"""
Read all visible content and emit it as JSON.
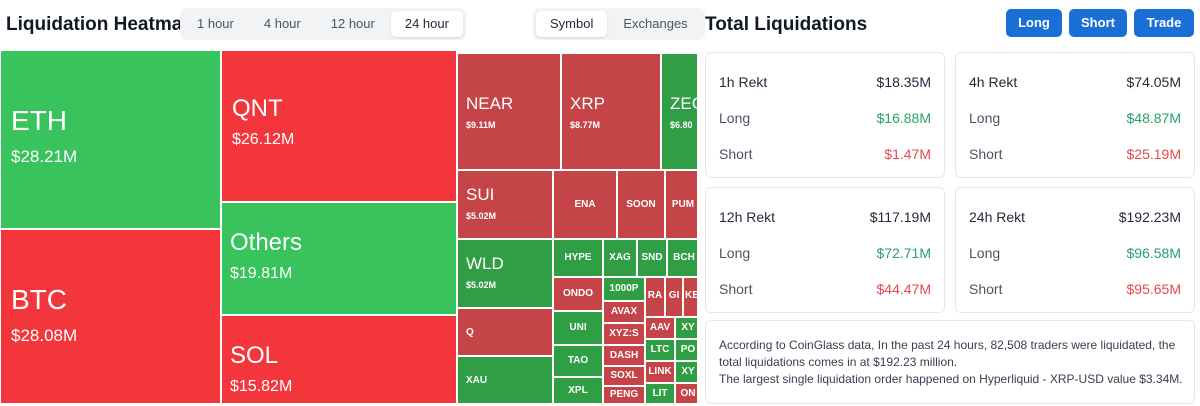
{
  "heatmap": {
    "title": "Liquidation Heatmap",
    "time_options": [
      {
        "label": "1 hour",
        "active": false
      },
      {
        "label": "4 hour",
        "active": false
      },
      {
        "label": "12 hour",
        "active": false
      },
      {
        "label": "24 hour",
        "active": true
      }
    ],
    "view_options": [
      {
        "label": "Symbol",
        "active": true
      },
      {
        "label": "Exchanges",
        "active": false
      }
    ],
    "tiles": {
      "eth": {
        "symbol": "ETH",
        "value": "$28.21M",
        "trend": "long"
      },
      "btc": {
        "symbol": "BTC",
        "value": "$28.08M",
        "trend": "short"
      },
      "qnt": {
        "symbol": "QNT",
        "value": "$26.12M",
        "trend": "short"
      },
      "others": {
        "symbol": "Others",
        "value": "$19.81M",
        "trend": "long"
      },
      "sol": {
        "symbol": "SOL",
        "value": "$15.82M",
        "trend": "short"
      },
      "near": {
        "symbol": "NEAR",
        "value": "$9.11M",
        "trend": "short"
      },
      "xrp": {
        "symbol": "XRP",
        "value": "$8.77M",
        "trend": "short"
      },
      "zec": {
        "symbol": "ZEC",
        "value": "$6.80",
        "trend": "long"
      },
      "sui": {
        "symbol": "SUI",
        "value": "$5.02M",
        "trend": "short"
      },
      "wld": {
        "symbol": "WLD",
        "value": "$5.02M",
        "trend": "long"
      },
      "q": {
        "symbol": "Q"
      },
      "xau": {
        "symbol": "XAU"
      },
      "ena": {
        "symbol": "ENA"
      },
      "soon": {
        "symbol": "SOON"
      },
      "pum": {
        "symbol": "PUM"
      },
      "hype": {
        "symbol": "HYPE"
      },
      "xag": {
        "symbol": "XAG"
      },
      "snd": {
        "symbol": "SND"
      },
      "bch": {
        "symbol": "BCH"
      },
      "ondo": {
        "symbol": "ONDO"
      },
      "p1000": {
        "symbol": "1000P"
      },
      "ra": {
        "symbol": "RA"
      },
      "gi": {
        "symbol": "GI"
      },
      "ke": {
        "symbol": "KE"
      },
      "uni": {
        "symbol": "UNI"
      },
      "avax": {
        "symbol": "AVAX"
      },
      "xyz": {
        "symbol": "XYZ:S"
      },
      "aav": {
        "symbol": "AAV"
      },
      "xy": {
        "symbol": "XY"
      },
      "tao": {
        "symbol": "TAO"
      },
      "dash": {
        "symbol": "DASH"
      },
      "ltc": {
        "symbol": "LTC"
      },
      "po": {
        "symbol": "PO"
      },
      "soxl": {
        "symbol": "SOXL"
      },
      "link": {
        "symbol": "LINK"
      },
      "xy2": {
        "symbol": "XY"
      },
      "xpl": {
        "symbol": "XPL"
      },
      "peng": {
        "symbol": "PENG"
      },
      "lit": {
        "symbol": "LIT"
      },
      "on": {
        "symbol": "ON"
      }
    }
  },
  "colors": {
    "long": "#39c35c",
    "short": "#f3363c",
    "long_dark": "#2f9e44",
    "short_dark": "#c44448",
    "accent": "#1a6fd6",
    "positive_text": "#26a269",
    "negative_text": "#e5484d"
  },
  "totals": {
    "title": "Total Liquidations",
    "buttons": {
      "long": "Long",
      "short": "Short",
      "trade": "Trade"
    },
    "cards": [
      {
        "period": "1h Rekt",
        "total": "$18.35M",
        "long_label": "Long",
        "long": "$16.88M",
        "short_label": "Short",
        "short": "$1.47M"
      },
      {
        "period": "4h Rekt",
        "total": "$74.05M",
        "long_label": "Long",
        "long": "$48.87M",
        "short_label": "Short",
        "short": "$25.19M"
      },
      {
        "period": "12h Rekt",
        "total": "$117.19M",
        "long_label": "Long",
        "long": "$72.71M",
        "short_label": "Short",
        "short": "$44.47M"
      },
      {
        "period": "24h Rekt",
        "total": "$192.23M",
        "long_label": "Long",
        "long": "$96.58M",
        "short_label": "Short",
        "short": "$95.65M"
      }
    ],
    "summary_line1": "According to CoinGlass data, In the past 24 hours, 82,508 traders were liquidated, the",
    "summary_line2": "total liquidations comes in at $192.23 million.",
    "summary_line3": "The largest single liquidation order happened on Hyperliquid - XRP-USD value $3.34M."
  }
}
"""
"""
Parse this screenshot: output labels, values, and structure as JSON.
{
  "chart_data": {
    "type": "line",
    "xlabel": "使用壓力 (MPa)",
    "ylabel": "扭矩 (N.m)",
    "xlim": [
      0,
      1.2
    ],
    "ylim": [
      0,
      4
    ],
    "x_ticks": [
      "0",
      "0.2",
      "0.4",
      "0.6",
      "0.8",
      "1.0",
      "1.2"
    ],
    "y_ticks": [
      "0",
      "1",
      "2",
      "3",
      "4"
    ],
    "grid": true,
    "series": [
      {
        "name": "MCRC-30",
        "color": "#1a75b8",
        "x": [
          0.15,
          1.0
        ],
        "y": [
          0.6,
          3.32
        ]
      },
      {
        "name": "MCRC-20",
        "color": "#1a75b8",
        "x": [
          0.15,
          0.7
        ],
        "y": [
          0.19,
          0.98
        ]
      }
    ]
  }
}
"""
**TO BE DONE**
Pick out each line in the material containing "JSON".

**WORKED ANSWER**
Read all visible content and emit it as JSON.
Parse this screenshot: output labels, values, and structure as JSON.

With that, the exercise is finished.